Aim of the exercise: What follows is a listing; give it again exactly, in its entirety.

(Figure content listings)
------
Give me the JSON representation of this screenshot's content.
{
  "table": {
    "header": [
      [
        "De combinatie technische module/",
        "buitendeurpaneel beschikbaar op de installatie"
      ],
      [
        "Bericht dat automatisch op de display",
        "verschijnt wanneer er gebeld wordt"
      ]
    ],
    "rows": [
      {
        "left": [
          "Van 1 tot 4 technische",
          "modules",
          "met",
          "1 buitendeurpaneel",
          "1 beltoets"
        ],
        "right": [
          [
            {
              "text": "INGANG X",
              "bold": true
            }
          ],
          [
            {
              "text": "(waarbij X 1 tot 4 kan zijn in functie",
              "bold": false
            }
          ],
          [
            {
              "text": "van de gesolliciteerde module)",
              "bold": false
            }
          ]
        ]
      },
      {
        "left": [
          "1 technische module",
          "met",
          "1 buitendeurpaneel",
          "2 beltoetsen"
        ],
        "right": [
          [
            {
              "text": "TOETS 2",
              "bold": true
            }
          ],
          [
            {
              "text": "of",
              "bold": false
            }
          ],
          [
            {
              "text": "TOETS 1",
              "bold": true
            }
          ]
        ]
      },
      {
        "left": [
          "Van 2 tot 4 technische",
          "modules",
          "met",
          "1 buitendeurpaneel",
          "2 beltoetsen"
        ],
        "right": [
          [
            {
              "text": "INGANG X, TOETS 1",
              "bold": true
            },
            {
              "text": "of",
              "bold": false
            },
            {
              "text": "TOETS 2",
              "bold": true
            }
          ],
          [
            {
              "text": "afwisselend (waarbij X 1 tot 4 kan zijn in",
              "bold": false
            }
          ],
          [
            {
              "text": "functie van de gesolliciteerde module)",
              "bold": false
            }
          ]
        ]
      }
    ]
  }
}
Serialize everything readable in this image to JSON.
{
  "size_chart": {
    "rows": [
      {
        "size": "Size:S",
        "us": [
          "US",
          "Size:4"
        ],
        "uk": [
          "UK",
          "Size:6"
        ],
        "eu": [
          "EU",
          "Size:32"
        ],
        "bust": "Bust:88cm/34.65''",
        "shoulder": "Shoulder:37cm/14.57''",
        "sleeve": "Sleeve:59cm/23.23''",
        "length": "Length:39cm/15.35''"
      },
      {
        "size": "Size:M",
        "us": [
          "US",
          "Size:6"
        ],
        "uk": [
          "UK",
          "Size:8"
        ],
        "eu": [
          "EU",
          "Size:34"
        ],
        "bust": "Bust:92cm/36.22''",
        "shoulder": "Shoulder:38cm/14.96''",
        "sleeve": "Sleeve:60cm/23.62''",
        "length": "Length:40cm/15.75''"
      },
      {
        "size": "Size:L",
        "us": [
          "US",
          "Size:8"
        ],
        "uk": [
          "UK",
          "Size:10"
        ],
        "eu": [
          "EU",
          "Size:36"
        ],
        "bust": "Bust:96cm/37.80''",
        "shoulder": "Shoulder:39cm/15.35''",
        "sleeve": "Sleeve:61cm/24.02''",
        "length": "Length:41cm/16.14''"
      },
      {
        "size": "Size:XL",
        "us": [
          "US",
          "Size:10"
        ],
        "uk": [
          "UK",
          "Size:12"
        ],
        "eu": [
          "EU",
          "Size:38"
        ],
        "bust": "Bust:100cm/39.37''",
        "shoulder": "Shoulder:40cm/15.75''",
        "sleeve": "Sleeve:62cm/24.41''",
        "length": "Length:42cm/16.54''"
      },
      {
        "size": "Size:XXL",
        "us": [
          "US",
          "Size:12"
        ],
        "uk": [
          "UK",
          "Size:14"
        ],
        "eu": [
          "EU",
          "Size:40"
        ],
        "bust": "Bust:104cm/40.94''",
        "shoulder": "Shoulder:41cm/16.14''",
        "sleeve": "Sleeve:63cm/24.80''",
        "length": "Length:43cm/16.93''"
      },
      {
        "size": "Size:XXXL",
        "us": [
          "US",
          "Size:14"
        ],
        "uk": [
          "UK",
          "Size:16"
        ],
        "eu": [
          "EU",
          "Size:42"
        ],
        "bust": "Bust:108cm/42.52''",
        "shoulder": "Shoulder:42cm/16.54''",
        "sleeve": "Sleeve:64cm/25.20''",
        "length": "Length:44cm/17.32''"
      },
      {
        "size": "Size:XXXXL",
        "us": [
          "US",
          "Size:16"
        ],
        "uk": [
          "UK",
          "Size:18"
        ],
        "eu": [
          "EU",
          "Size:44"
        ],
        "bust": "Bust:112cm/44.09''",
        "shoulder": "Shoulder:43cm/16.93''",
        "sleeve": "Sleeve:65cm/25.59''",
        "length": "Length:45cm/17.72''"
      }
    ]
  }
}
------
Solution for this problem:
Give me the JSON representation of this screenshot's content.
{
  "table": {
    "header": [
      [
        "De combinatie technische module/",
        "buitendeurpaneel beschikbaar op de installatie"
      ],
      [
        "Bericht dat automatisch op de display",
        "verschijnt wanneer er gebeld wordt"
      ]
    ],
    "rows": [
      {
        "left": [
          "Van 1 tot 4 technische",
          "modules",
          "met",
          "1 buitendeurpaneel",
          "1 beltoets"
        ],
        "right": [
          [
            {
              "text": "INGANG X",
              "bold": true
            }
          ],
          [
            {
              "text": "(waarbij X 1 tot 4 kan zijn in functie",
              "bold": false
            }
          ],
          [
            {
              "text": "van de gesolliciteerde module)",
              "bold": false
            }
          ]
        ]
      },
      {
        "left": [
          "1 technische module",
          "met",
          "1 buitendeurpaneel",
          "2 beltoetsen"
        ],
        "right": [
          [
            {
              "text": "TOETS 2",
              "bold": true
            }
          ],
          [
            {
              "text": "of",
              "bold": false
            }
          ],
          [
            {
              "text": "TOETS 1",
              "bold": true
            }
          ]
        ]
      },
      {
        "left": [
          "Van 2 tot 4 technische",
          "modules",
          "met",
          "1 buitendeurpaneel",
          "2 beltoetsen"
        ],
        "right": [
          [
            {
              "text": "INGANG X, TOETS 1",
              "bold": true
            },
            {
              "text": "of",
              "bold": false
            },
            {
              "text": "TOETS 2",
              "bold": true
            }
          ],
          [
            {
              "text": "afwisselend (waarbij X 1 tot 4 kan zijn in",
              "bold": false
            }
          ],
          [
            {
              "text": "functie van de gesolliciteerde module)",
              "bold": false
            }
          ]
        ]
      }
    ]
  }
}
Serialize everything readable in this image to JSON.
{
  "size_chart": {
    "rows": [
      {
        "size": "Size:S",
        "us": [
          "US",
          "Size:4"
        ],
        "uk": [
          "UK",
          "Size:6"
        ],
        "eu": [
          "EU",
          "Size:32"
        ],
        "bust": "Bust:88cm/34.65''",
        "shoulder": "Shoulder:37cm/14.57''",
        "sleeve": "Sleeve:59cm/23.23''",
        "length": "Length:39cm/15.35''"
      },
      {
        "size": "Size:M",
        "us": [
          "US",
          "Size:6"
        ],
        "uk": [
          "UK",
          "Size:8"
        ],
        "eu": [
          "EU",
          "Size:34"
        ],
        "bust": "Bust:92cm/36.22''",
        "shoulder": "Shoulder:38cm/14.96''",
        "sleeve": "Sleeve:60cm/23.62''",
        "length": "Length:40cm/15.75''"
      },
      {
        "size": "Size:L",
        "us": [
          "US",
          "Size:8"
        ],
        "uk": [
          "UK",
          "Size:10"
        ],
        "eu": [
          "EU",
          "Size:36"
        ],
        "bust": "Bust:96cm/37.80''",
        "shoulder": "Shoulder:39cm/15.35''",
        "sleeve": "Sleeve:61cm/24.02''",
        "length": "Length:41cm/16.14''"
      },
      {
        "size": "Size:XL",
        "us": [
          "US",
          "Size:10"
        ],
        "uk": [
          "UK",
          "Size:12"
        ],
        "eu": [
          "EU",
          "Size:38"
        ],
        "bust": "Bust:100cm/39.37''",
        "shoulder": "Shoulder:40cm/15.75''",
        "sleeve": "Sleeve:62cm/24.41''",
        "length": "Length:42cm/16.54''"
      },
      {
        "size": "Size:XXL",
        "us": [
          "US",
          "Size:12"
        ],
        "uk": [
          "UK",
          "Size:14"
        ],
        "eu": [
          "EU",
          "Size:40"
        ],
        "bust": "Bust:104cm/40.94''",
        "shoulder": "Shoulder:41cm/16.14''",
        "sleeve": "Sleeve:63cm/24.80''",
        "length": "Length:43cm/16.93''"
      },
      {
        "size": "Size:XXXL",
        "us": [
          "US",
          "Size:14"
        ],
        "uk": [
          "UK",
          "Size:16"
        ],
        "eu": [
          "EU",
          "Size:42"
        ],
        "bust": "Bust:108cm/42.52''",
        "shoulder": "Shoulder:42cm/16.54''",
        "sleeve": "Sleeve:64cm/25.20''",
        "length": "Length:44cm/17.32''"
      },
      {
        "size": "Size:XXXXL",
        "us": [
          "US",
          "Size:16"
        ],
        "uk": [
          "UK",
          "Size:18"
        ],
        "eu": [
          "EU",
          "Size:44"
        ],
        "bust": "Bust:112cm/44.09''",
        "shoulder": "Shoulder:43cm/16.93''",
        "sleeve": "Sleeve:65cm/25.59''",
        "length": "Length:45cm/17.72''"
      }
    ]
  }
}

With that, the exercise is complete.